§ **Set exercise**: Go through the data below. Pull out every line that has the word "Acceleration".

§ **Supplied records**:

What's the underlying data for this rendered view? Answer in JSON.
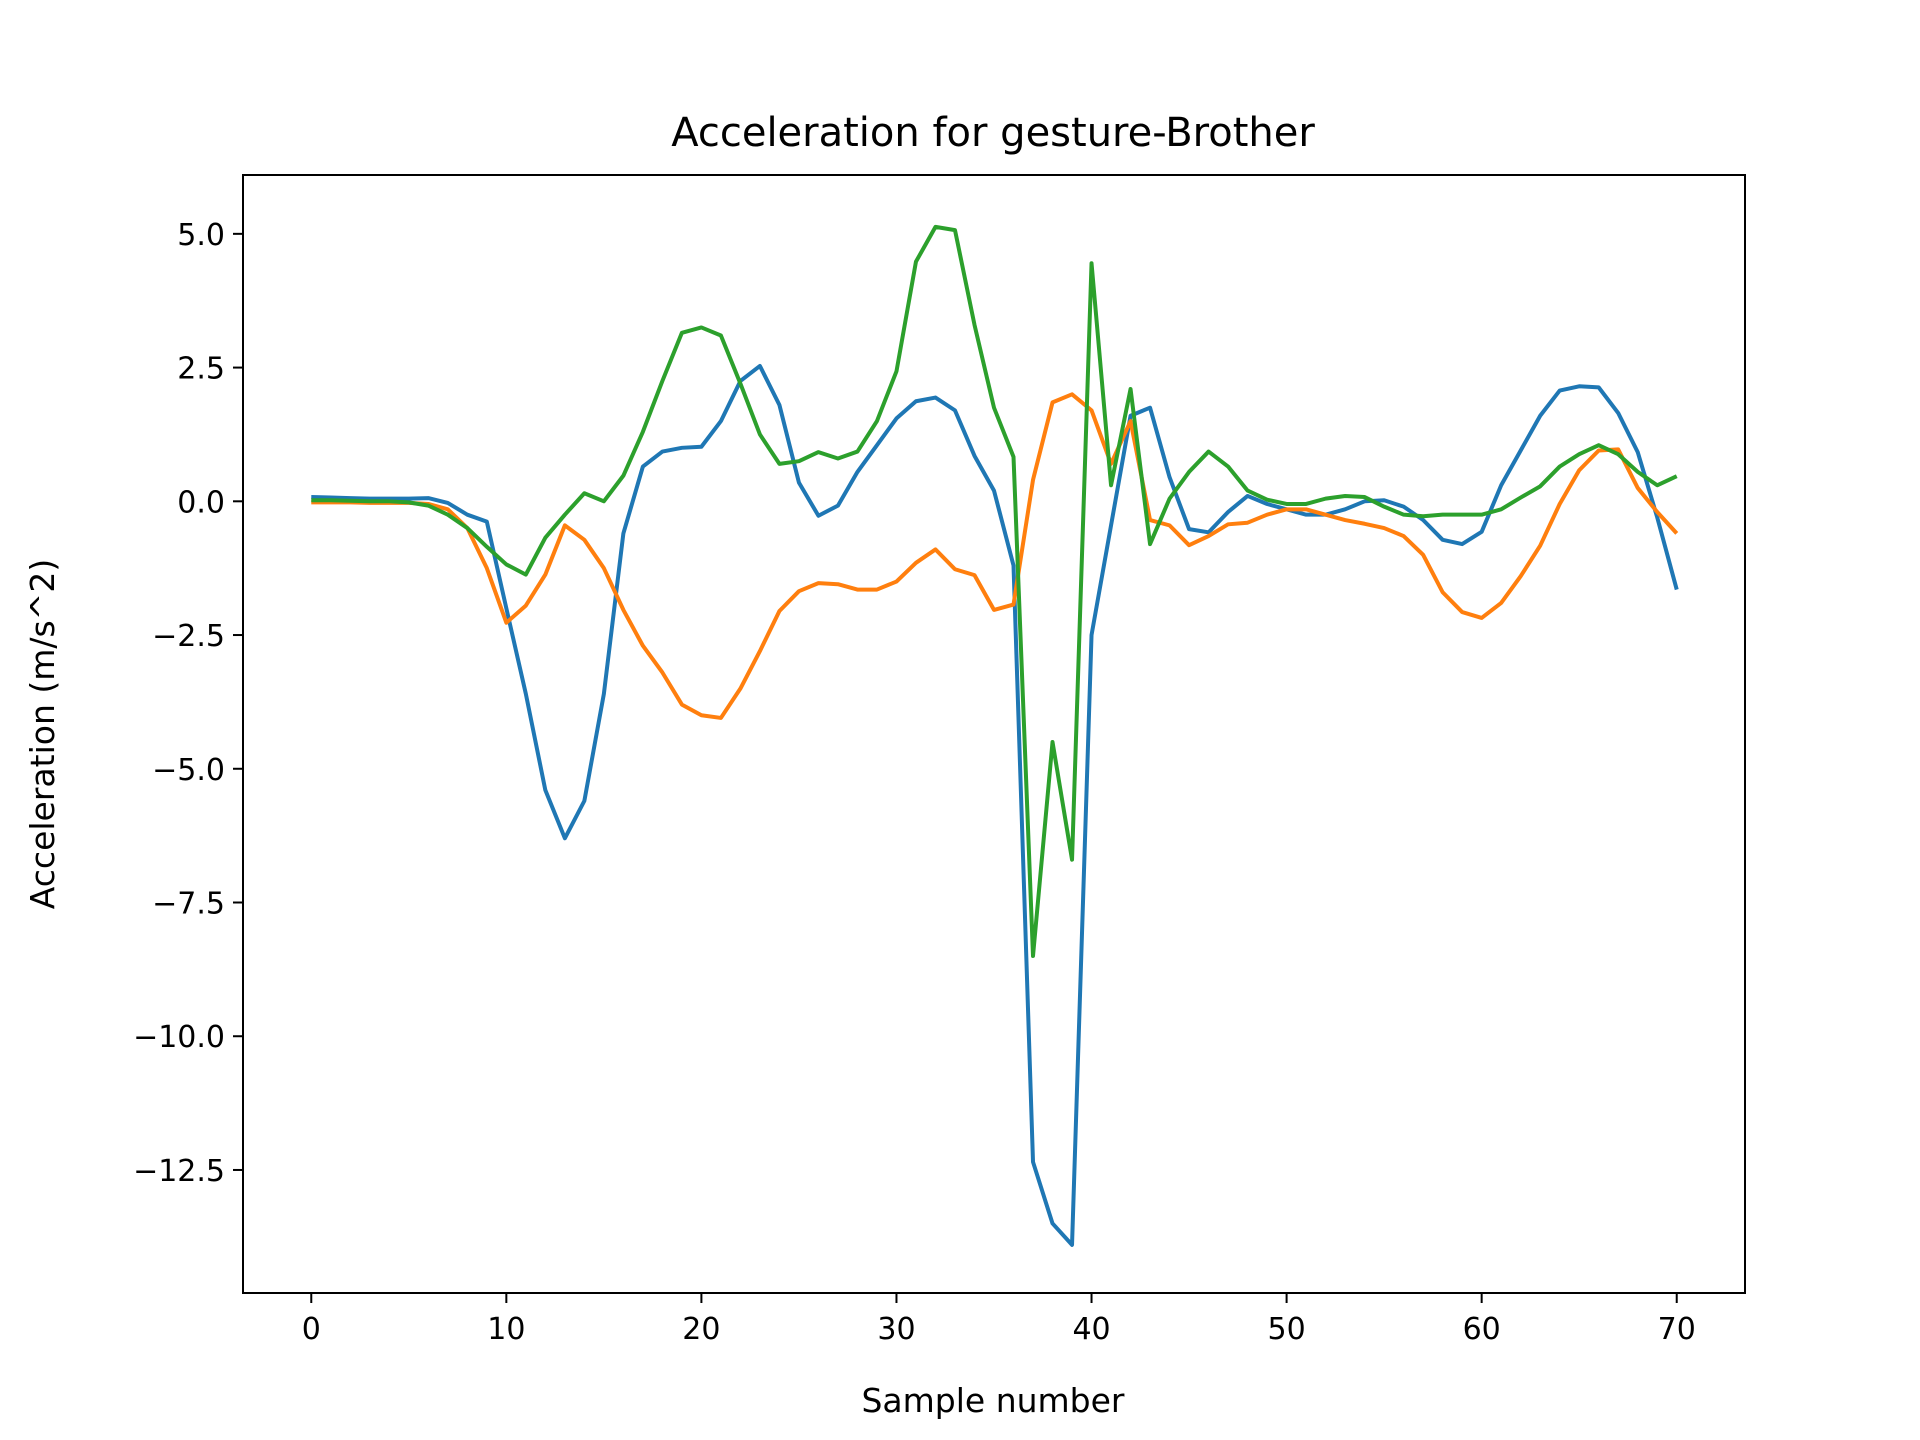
{
  "chart_data": {
    "type": "line",
    "title": "Acceleration for gesture-Brother",
    "xlabel": "Sample number",
    "ylabel": "Acceleration (m/s^2)",
    "xlim": [
      -3.5,
      73.5
    ],
    "ylim": [
      -14.8,
      6.1
    ],
    "xticks": [
      0,
      10,
      20,
      30,
      40,
      50,
      60,
      70
    ],
    "xtick_labels": [
      "0",
      "10",
      "20",
      "30",
      "40",
      "50",
      "60",
      "70"
    ],
    "yticks": [
      5.0,
      2.5,
      0.0,
      -2.5,
      -5.0,
      -7.5,
      -10.0,
      -12.5
    ],
    "ytick_labels": [
      "5.0",
      "2.5",
      "0.0",
      "−2.5",
      "−5.0",
      "−7.5",
      "−10.0",
      "−12.5"
    ],
    "grid": false,
    "legend": "none",
    "series": [
      {
        "color": "#1f77b4",
        "values": [
          0.08,
          0.07,
          0.06,
          0.05,
          0.05,
          0.05,
          0.06,
          -0.03,
          -0.25,
          -0.38,
          -2.0,
          -3.6,
          -5.4,
          -6.3,
          -5.6,
          -3.6,
          -0.6,
          0.65,
          0.93,
          1.0,
          1.02,
          1.5,
          2.25,
          2.53,
          1.8,
          0.35,
          -0.27,
          -0.08,
          0.55,
          1.05,
          1.55,
          1.87,
          1.94,
          1.7,
          0.85,
          0.2,
          -1.2,
          -12.35,
          -13.5,
          -13.9,
          -2.5,
          -0.45,
          1.6,
          1.75,
          0.45,
          -0.52,
          -0.58,
          -0.2,
          0.1,
          -0.05,
          -0.15,
          -0.25,
          -0.25,
          -0.15,
          0.0,
          0.02,
          -0.1,
          -0.35,
          -0.72,
          -0.8,
          -0.57,
          0.3,
          0.95,
          1.6,
          2.07,
          2.15,
          2.13,
          1.65,
          0.92,
          -0.3,
          -1.65
        ]
      },
      {
        "color": "#ff7f0e",
        "values": [
          -0.02,
          -0.02,
          -0.02,
          -0.03,
          -0.03,
          -0.03,
          -0.05,
          -0.15,
          -0.5,
          -1.25,
          -2.27,
          -1.95,
          -1.37,
          -0.45,
          -0.72,
          -1.25,
          -2.03,
          -2.7,
          -3.2,
          -3.8,
          -4.0,
          -4.05,
          -3.5,
          -2.8,
          -2.05,
          -1.68,
          -1.53,
          -1.55,
          -1.65,
          -1.65,
          -1.5,
          -1.15,
          -0.9,
          -1.27,
          -1.38,
          -2.03,
          -1.93,
          0.4,
          1.85,
          2.0,
          1.7,
          0.7,
          1.5,
          -0.35,
          -0.45,
          -0.82,
          -0.65,
          -0.43,
          -0.4,
          -0.25,
          -0.15,
          -0.15,
          -0.25,
          -0.35,
          -0.42,
          -0.5,
          -0.65,
          -1.0,
          -1.7,
          -2.07,
          -2.18,
          -1.9,
          -1.4,
          -0.83,
          -0.05,
          0.58,
          0.95,
          0.97,
          0.25,
          -0.2,
          -0.6
        ]
      },
      {
        "color": "#2ca02c",
        "values": [
          0.02,
          0.02,
          0.01,
          0.0,
          0.0,
          -0.02,
          -0.08,
          -0.25,
          -0.5,
          -0.85,
          -1.18,
          -1.37,
          -0.68,
          -0.25,
          0.15,
          0.0,
          0.48,
          1.3,
          2.25,
          3.15,
          3.25,
          3.1,
          2.2,
          1.25,
          0.7,
          0.75,
          0.92,
          0.8,
          0.93,
          1.5,
          2.43,
          4.48,
          5.13,
          5.07,
          3.3,
          1.75,
          0.83,
          -8.5,
          -4.5,
          -6.7,
          4.45,
          0.3,
          2.1,
          -0.8,
          0.05,
          0.55,
          0.93,
          0.65,
          0.2,
          0.03,
          -0.05,
          -0.05,
          0.05,
          0.1,
          0.08,
          -0.1,
          -0.25,
          -0.28,
          -0.25,
          -0.25,
          -0.25,
          -0.15,
          0.07,
          0.28,
          0.65,
          0.88,
          1.05,
          0.88,
          0.55,
          0.3,
          0.47
        ]
      }
    ]
  }
}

§ **Task solution**:
    "title": "Acceleration for gesture-Brother",
    "ylabel": "Acceleration (m/s^2)",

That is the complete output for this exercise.